To be done
Select every line below containing the word "image".

Task material
"""

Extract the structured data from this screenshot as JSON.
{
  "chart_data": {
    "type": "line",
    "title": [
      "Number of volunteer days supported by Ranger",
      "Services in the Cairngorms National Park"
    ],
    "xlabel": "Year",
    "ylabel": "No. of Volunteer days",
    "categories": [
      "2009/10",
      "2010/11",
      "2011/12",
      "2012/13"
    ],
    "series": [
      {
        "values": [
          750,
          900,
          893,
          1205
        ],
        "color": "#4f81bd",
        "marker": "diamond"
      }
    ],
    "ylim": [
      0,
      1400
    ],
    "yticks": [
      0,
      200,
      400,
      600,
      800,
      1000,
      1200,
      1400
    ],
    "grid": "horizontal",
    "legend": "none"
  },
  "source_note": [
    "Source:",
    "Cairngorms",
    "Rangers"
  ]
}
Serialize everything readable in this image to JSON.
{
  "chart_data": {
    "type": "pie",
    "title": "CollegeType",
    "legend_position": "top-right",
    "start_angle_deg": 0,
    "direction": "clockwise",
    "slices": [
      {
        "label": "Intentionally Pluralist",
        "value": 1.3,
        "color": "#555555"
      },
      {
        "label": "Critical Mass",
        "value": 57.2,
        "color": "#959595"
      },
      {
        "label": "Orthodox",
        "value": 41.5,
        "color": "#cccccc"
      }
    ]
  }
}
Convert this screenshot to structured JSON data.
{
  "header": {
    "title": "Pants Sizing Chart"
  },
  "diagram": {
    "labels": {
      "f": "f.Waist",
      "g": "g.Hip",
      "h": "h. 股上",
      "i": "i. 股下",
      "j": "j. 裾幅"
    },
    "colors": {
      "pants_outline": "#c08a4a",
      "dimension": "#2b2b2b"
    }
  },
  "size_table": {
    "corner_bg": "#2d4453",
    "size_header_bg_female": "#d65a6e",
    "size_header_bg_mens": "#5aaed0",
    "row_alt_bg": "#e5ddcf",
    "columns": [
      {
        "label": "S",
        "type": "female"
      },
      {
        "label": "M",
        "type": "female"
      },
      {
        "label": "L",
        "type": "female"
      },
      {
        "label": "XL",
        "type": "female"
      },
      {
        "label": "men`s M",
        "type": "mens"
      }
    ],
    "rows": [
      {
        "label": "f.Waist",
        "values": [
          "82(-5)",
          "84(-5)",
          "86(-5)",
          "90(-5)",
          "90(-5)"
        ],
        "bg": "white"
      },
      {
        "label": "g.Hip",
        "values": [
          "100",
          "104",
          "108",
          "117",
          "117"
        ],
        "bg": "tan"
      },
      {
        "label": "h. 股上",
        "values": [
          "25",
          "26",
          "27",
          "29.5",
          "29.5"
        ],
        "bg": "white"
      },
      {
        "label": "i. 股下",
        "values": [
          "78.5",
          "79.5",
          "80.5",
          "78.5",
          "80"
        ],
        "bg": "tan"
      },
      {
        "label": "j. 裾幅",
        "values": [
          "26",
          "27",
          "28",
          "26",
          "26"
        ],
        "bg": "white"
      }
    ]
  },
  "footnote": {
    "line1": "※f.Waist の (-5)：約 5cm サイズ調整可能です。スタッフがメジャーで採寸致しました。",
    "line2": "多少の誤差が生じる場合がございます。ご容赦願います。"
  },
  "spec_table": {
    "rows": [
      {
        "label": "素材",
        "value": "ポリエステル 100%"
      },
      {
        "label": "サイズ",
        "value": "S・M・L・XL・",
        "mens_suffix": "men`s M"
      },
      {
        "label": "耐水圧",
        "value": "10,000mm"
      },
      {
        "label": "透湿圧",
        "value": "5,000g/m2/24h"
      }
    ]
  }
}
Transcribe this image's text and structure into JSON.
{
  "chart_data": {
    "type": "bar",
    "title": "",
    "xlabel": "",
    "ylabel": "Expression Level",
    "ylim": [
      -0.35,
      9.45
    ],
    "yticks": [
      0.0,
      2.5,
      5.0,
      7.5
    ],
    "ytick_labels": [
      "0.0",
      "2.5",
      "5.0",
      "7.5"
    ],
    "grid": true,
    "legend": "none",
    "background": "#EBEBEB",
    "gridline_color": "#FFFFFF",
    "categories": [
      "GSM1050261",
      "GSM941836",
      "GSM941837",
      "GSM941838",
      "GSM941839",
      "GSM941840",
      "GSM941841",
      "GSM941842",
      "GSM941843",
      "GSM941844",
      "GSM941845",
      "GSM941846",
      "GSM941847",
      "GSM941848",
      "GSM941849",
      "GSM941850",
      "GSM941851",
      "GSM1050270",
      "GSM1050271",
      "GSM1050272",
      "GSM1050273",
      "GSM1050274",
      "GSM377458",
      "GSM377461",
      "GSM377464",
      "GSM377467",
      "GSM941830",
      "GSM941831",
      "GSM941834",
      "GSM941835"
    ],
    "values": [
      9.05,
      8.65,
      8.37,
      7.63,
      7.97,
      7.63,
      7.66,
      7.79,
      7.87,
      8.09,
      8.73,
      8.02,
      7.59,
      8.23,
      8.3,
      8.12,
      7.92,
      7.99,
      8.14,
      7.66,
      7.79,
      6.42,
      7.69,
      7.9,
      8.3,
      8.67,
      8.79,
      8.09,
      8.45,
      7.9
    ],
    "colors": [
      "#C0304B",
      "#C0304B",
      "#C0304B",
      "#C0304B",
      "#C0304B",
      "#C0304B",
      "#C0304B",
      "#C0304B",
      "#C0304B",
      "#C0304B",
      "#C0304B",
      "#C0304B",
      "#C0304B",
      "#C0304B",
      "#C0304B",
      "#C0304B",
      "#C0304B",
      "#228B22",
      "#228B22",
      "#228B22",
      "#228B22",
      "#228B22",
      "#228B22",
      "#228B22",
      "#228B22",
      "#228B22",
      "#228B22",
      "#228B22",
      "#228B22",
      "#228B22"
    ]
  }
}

"""

Task answer
Serialize everything readable in this image to JSON.
Transcribe this image's text and structure into JSON.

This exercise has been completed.